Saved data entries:
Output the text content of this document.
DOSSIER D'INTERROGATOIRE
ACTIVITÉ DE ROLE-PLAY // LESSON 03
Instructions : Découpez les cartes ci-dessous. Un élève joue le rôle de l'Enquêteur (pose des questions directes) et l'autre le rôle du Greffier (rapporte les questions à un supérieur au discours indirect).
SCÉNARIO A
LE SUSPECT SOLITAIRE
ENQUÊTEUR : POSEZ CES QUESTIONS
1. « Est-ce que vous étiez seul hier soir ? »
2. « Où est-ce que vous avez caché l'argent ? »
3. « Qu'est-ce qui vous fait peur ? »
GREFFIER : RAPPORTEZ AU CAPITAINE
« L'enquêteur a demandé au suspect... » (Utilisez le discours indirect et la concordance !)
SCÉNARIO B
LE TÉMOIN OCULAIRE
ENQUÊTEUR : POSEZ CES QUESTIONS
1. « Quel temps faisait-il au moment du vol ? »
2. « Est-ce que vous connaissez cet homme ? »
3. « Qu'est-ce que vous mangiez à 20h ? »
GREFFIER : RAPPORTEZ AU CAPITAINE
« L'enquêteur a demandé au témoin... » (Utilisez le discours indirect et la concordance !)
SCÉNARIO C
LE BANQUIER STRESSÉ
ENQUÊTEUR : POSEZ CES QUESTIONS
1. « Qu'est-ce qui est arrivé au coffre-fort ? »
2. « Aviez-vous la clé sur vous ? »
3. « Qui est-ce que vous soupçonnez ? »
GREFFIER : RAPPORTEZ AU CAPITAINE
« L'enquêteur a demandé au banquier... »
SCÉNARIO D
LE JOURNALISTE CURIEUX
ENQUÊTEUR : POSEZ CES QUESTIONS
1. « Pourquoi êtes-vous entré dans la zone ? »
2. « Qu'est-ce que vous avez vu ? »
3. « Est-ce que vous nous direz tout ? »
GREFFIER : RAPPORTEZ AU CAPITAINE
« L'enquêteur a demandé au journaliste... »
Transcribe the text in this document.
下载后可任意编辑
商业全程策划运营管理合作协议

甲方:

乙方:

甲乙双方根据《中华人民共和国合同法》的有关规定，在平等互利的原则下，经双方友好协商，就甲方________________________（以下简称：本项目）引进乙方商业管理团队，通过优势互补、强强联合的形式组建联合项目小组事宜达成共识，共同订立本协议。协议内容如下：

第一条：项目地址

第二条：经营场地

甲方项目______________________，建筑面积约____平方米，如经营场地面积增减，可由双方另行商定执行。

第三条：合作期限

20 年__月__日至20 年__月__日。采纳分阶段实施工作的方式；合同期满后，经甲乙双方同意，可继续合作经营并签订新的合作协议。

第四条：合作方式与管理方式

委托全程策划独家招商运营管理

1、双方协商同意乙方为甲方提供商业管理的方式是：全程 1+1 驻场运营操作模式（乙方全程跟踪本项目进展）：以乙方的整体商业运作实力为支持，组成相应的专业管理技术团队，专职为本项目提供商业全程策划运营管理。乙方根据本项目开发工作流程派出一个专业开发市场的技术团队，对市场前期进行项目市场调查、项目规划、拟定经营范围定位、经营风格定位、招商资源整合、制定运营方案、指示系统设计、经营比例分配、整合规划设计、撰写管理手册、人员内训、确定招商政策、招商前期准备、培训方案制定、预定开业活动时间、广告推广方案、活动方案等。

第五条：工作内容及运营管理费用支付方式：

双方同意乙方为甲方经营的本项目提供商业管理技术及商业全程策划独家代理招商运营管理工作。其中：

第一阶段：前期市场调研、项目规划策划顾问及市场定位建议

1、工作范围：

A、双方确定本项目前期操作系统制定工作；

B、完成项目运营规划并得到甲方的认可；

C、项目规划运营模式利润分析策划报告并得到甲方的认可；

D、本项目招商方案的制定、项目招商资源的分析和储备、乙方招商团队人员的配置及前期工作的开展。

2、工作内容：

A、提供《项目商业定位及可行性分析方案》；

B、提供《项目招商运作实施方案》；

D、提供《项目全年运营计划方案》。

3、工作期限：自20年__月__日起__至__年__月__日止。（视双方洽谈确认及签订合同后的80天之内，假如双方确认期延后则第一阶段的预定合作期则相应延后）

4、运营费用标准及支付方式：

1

What you will do: Give back all the data exactly as written.

Result of the exercise:
Output the text content of this document.
DOSSIER D'INTERROGATOIRE
ACTIVITÉ DE ROLE-PLAY // LESSON 03
Instructions : Découpez les cartes ci-dessous. Un élève joue le rôle de l'Enquêteur (pose des questions directes) et l'autre le rôle du Greffier (rapporte les questions à un supérieur au discours indirect).
SCÉNARIO A
LE SUSPECT SOLITAIRE
ENQUÊTEUR : POSEZ CES QUESTIONS
1. « Est-ce que vous étiez seul hier soir ? »
2. « Où est-ce que vous avez caché l'argent ? »
3. « Qu'est-ce qui vous fait peur ? »
GREFFIER : RAPPORTEZ AU CAPITAINE
« L'enquêteur a demandé au suspect... » (Utilisez le discours indirect et la concordance !)
SCÉNARIO B
LE TÉMOIN OCULAIRE
ENQUÊTEUR : POSEZ CES QUESTIONS
1. « Quel temps faisait-il au moment du vol ? »
2. « Est-ce que vous connaissez cet homme ? »
3. « Qu'est-ce que vous mangiez à 20h ? »
GREFFIER : RAPPORTEZ AU CAPITAINE
« L'enquêteur a demandé au témoin... » (Utilisez le discours indirect et la concordance !)
SCÉNARIO C
LE BANQUIER STRESSÉ
ENQUÊTEUR : POSEZ CES QUESTIONS
1. « Qu'est-ce qui est arrivé au coffre-fort ? »
2. « Aviez-vous la clé sur vous ? »
3. « Qui est-ce que vous soupçonnez ? »
GREFFIER : RAPPORTEZ AU CAPITAINE
« L'enquêteur a demandé au banquier... »
SCÉNARIO D
LE JOURNALISTE CURIEUX
ENQUÊTEUR : POSEZ CES QUESTIONS
1. « Pourquoi êtes-vous entré dans la zone ? »
2. « Qu'est-ce que vous avez vu ? »
3. « Est-ce que vous nous direz tout ? »
GREFFIER : RAPPORTEZ AU CAPITAINE
« L'enquêteur a demandé au journaliste... »
Transcribe the text in this document.
下载后可任意编辑
商业全程策划运营管理合作协议

甲方:

乙方:

甲乙双方根据《中华人民共和国合同法》的有关规定，在平等互利的原则下，经双方友好协商，就甲方________________________（以下简称：本项目）引进乙方商业管理团队，通过优势互补、强强联合的形式组建联合项目小组事宜达成共识，共同订立本协议。协议内容如下：

第一条：项目地址

第二条：经营场地

甲方项目______________________，建筑面积约____平方米，如经营场地面积增减，可由双方另行商定执行。

第三条：合作期限

20 年__月__日至20 年__月__日。采纳分阶段实施工作的方式；合同期满后，经甲乙双方同意，可继续合作经营并签订新的合作协议。

第四条：合作方式与管理方式

委托全程策划独家招商运营管理

1、双方协商同意乙方为甲方提供商业管理的方式是：全程 1+1 驻场运营操作模式（乙方全程跟踪本项目进展）：以乙方的整体商业运作实力为支持，组成相应的专业管理技术团队，专职为本项目提供商业全程策划运营管理。乙方根据本项目开发工作流程派出一个专业开发市场的技术团队，对市场前期进行项目市场调查、项目规划、拟定经营范围定位、经营风格定位、招商资源整合、制定运营方案、指示系统设计、经营比例分配、整合规划设计、撰写管理手册、人员内训、确定招商政策、招商前期准备、培训方案制定、预定开业活动时间、广告推广方案、活动方案等。

第五条：工作内容及运营管理费用支付方式：

双方同意乙方为甲方经营的本项目提供商业管理技术及商业全程策划独家代理招商运营管理工作。其中：

第一阶段：前期市场调研、项目规划策划顾问及市场定位建议

1、工作范围：

A、双方确定本项目前期操作系统制定工作；

B、完成项目运营规划并得到甲方的认可；

C、项目规划运营模式利润分析策划报告并得到甲方的认可；

D、本项目招商方案的制定、项目招商资源的分析和储备、乙方招商团队人员的配置及前期工作的开展。

2、工作内容：

A、提供《项目商业定位及可行性分析方案》；

B、提供《项目招商运作实施方案》；

D、提供《项目全年运营计划方案》。

3、工作期限：自20年__月__日起__至__年__月__日止。（视双方洽谈确认及签订合同后的80天之内，假如双方确认期延后则第一阶段的预定合作期则相应延后）

4、运营费用标准及支付方式：

1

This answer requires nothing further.